Begin
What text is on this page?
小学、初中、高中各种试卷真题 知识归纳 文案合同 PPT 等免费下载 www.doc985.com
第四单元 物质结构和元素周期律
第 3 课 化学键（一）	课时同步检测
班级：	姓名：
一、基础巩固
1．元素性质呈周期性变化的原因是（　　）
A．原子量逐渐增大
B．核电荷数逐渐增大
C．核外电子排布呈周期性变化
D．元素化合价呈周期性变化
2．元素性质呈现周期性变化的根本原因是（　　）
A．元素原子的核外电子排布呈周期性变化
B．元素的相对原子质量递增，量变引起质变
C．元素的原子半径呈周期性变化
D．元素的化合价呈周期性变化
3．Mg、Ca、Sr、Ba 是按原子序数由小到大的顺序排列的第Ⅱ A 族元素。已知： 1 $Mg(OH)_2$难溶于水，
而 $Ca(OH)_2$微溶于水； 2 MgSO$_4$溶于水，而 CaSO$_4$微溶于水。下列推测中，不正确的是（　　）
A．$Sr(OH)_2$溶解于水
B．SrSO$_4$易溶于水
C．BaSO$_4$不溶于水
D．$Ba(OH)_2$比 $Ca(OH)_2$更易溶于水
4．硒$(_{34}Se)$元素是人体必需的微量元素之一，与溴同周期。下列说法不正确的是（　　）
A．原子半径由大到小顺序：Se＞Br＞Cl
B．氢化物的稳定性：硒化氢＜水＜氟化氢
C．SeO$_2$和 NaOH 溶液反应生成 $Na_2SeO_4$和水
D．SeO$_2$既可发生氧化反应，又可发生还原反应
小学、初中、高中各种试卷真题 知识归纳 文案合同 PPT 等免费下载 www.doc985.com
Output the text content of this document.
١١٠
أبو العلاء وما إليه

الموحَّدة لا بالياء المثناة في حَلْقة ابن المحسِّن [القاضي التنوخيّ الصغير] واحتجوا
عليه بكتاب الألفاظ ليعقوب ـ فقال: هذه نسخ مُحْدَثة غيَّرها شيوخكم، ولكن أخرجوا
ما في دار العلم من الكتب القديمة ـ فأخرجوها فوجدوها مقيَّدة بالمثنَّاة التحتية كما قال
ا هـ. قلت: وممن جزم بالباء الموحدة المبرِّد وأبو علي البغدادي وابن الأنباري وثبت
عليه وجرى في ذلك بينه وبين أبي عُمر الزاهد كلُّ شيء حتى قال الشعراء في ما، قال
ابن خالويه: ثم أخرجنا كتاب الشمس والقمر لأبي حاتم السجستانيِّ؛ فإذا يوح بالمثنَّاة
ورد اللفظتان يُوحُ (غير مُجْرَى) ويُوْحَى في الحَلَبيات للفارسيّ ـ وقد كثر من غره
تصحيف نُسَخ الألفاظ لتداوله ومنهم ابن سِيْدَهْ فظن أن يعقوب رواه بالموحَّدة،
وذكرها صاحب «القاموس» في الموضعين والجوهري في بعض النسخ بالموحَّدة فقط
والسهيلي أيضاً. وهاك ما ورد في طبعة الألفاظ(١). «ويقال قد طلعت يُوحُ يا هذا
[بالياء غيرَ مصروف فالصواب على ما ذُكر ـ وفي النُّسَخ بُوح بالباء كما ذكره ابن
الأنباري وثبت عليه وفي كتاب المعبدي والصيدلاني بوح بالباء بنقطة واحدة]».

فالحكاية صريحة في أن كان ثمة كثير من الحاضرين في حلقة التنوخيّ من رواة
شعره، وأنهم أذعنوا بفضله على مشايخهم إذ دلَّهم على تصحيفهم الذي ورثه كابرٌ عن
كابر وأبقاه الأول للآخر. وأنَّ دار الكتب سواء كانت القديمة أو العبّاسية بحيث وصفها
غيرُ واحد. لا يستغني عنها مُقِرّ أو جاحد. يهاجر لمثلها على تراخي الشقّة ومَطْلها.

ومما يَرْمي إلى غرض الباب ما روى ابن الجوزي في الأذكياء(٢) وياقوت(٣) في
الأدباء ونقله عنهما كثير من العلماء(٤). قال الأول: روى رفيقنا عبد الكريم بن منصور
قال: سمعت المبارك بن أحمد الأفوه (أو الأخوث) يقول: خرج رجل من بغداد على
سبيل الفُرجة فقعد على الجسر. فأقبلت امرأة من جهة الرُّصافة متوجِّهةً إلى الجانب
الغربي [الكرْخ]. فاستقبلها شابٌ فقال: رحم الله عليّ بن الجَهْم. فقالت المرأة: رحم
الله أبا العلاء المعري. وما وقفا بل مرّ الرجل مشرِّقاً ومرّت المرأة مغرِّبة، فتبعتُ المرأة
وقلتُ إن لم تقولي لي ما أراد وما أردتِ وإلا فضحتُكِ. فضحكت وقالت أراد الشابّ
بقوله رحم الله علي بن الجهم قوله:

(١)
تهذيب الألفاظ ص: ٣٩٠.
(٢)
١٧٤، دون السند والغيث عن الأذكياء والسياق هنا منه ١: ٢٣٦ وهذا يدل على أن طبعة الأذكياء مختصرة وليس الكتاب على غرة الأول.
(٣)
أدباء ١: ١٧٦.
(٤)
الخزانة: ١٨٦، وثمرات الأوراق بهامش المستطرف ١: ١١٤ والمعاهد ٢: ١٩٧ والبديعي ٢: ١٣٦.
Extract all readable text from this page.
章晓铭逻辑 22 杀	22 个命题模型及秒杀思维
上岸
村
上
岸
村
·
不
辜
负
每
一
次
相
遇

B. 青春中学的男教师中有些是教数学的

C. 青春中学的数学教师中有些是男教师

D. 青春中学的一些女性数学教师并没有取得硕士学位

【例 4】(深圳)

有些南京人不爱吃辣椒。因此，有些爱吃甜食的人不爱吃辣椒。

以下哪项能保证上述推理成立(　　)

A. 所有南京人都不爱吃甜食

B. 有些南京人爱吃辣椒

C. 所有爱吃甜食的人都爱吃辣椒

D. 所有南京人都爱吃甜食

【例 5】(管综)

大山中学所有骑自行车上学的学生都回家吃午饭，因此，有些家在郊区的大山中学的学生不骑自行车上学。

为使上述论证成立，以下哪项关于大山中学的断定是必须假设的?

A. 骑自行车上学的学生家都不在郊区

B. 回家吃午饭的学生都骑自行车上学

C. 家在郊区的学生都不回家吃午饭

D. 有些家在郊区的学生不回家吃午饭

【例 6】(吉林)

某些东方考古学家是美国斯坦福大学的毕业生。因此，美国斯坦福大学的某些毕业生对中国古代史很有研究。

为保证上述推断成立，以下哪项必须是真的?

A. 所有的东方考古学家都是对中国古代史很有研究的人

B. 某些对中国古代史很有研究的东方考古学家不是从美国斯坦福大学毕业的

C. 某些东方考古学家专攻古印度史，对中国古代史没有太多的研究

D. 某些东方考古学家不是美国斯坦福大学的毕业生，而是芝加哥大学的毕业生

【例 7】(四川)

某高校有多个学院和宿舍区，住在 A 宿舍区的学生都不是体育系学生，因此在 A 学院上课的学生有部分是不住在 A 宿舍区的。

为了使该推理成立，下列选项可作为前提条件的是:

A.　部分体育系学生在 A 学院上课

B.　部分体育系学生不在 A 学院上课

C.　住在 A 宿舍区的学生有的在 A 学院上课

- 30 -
End
• What you need to do: Your task is to retype all of the records exactly.

• Output for this exercise:
What text is on this page?
小学、初中、高中各种试卷真题 知识归纳 文案合同 PPT 等免费下载 www.doc985.com
第四单元 物质结构和元素周期律
第 3 课 化学键（一）	课时同步检测
班级：	姓名：
一、基础巩固
1．元素性质呈周期性变化的原因是（　　）
A．原子量逐渐增大
B．核电荷数逐渐增大
C．核外电子排布呈周期性变化
D．元素化合价呈周期性变化
2．元素性质呈现周期性变化的根本原因是（　　）
A．元素原子的核外电子排布呈周期性变化
B．元素的相对原子质量递增，量变引起质变
C．元素的原子半径呈周期性变化
D．元素的化合价呈周期性变化
3．Mg、Ca、Sr、Ba 是按原子序数由小到大的顺序排列的第Ⅱ A 族元素。已知： 1 $Mg(OH)_2$难溶于水，
而 $Ca(OH)_2$微溶于水； 2 MgSO$_4$溶于水，而 CaSO$_4$微溶于水。下列推测中，不正确的是（　　）
A．$Sr(OH)_2$溶解于水
B．SrSO$_4$易溶于水
C．BaSO$_4$不溶于水
D．$Ba(OH)_2$比 $Ca(OH)_2$更易溶于水
4．硒$(_{34}Se)$元素是人体必需的微量元素之一，与溴同周期。下列说法不正确的是（　　）
A．原子半径由大到小顺序：Se＞Br＞Cl
B．氢化物的稳定性：硒化氢＜水＜氟化氢
C．SeO$_2$和 NaOH 溶液反应生成 $Na_2SeO_4$和水
D．SeO$_2$既可发生氧化反应，又可发生还原反应
小学、初中、高中各种试卷真题 知识归纳 文案合同 PPT 等免费下载 www.doc985.com
Output the text content of this document.
١١٠
أبو العلاء وما إليه

الموحَّدة لا بالياء المثناة في حَلْقة ابن المحسِّن [القاضي التنوخيّ الصغير] واحتجوا
عليه بكتاب الألفاظ ليعقوب ـ فقال: هذه نسخ مُحْدَثة غيَّرها شيوخكم، ولكن أخرجوا
ما في دار العلم من الكتب القديمة ـ فأخرجوها فوجدوها مقيَّدة بالمثنَّاة التحتية كما قال
ا هـ. قلت: وممن جزم بالباء الموحدة المبرِّد وأبو علي البغدادي وابن الأنباري وثبت
عليه وجرى في ذلك بينه وبين أبي عُمر الزاهد كلُّ شيء حتى قال الشعراء في ما، قال
ابن خالويه: ثم أخرجنا كتاب الشمس والقمر لأبي حاتم السجستانيِّ؛ فإذا يوح بالمثنَّاة
ورد اللفظتان يُوحُ (غير مُجْرَى) ويُوْحَى في الحَلَبيات للفارسيّ ـ وقد كثر من غره
تصحيف نُسَخ الألفاظ لتداوله ومنهم ابن سِيْدَهْ فظن أن يعقوب رواه بالموحَّدة،
وذكرها صاحب «القاموس» في الموضعين والجوهري في بعض النسخ بالموحَّدة فقط
والسهيلي أيضاً. وهاك ما ورد في طبعة الألفاظ(١). «ويقال قد طلعت يُوحُ يا هذا
[بالياء غيرَ مصروف فالصواب على ما ذُكر ـ وفي النُّسَخ بُوح بالباء كما ذكره ابن
الأنباري وثبت عليه وفي كتاب المعبدي والصيدلاني بوح بالباء بنقطة واحدة]».

فالحكاية صريحة في أن كان ثمة كثير من الحاضرين في حلقة التنوخيّ من رواة
شعره، وأنهم أذعنوا بفضله على مشايخهم إذ دلَّهم على تصحيفهم الذي ورثه كابرٌ عن
كابر وأبقاه الأول للآخر. وأنَّ دار الكتب سواء كانت القديمة أو العبّاسية بحيث وصفها
غيرُ واحد. لا يستغني عنها مُقِرّ أو جاحد. يهاجر لمثلها على تراخي الشقّة ومَطْلها.

ومما يَرْمي إلى غرض الباب ما روى ابن الجوزي في الأذكياء(٢) وياقوت(٣) في
الأدباء ونقله عنهما كثير من العلماء(٤). قال الأول: روى رفيقنا عبد الكريم بن منصور
قال: سمعت المبارك بن أحمد الأفوه (أو الأخوث) يقول: خرج رجل من بغداد على
سبيل الفُرجة فقعد على الجسر. فأقبلت امرأة من جهة الرُّصافة متوجِّهةً إلى الجانب
الغربي [الكرْخ]. فاستقبلها شابٌ فقال: رحم الله عليّ بن الجَهْم. فقالت المرأة: رحم
الله أبا العلاء المعري. وما وقفا بل مرّ الرجل مشرِّقاً ومرّت المرأة مغرِّبة، فتبعتُ المرأة
وقلتُ إن لم تقولي لي ما أراد وما أردتِ وإلا فضحتُكِ. فضحكت وقالت أراد الشابّ
بقوله رحم الله علي بن الجهم قوله:

(١)
تهذيب الألفاظ ص: ٣٩٠.
(٢)
١٧٤، دون السند والغيث عن الأذكياء والسياق هنا منه ١: ٢٣٦ وهذا يدل على أن طبعة الأذكياء مختصرة وليس الكتاب على غرة الأول.
(٣)
أدباء ١: ١٧٦.
(٤)
الخزانة: ١٨٦، وثمرات الأوراق بهامش المستطرف ١: ١١٤ والمعاهد ٢: ١٩٧ والبديعي ٢: ١٣٦.
Extract all readable text from this page.
章晓铭逻辑 22 杀	22 个命题模型及秒杀思维
上岸
村
上
岸
村
·
不
辜
负
每
一
次
相
遇

B. 青春中学的男教师中有些是教数学的

C. 青春中学的数学教师中有些是男教师

D. 青春中学的一些女性数学教师并没有取得硕士学位

【例 4】(深圳)

有些南京人不爱吃辣椒。因此，有些爱吃甜食的人不爱吃辣椒。

以下哪项能保证上述推理成立(　　)

A. 所有南京人都不爱吃甜食

B. 有些南京人爱吃辣椒

C. 所有爱吃甜食的人都爱吃辣椒

D. 所有南京人都爱吃甜食

【例 5】(管综)

大山中学所有骑自行车上学的学生都回家吃午饭，因此，有些家在郊区的大山中学的学生不骑自行车上学。

为使上述论证成立，以下哪项关于大山中学的断定是必须假设的?

A. 骑自行车上学的学生家都不在郊区

B. 回家吃午饭的学生都骑自行车上学

C. 家在郊区的学生都不回家吃午饭

D. 有些家在郊区的学生不回家吃午饭

【例 6】(吉林)

某些东方考古学家是美国斯坦福大学的毕业生。因此，美国斯坦福大学的某些毕业生对中国古代史很有研究。

为保证上述推断成立，以下哪项必须是真的?

A. 所有的东方考古学家都是对中国古代史很有研究的人

B. 某些对中国古代史很有研究的东方考古学家不是从美国斯坦福大学毕业的

C. 某些东方考古学家专攻古印度史，对中国古代史没有太多的研究

D. 某些东方考古学家不是美国斯坦福大学的毕业生，而是芝加哥大学的毕业生

【例 7】(四川)

某高校有多个学院和宿舍区，住在 A 宿舍区的学生都不是体育系学生，因此在 A 学院上课的学生有部分是不住在 A 宿舍区的。

为了使该推理成立，下列选项可作为前提条件的是:

A.　部分体育系学生在 A 学院上课

B.　部分体育系学生不在 A 学院上课

C.　住在 A 宿舍区的学生有的在 A 学院上课

- 30 -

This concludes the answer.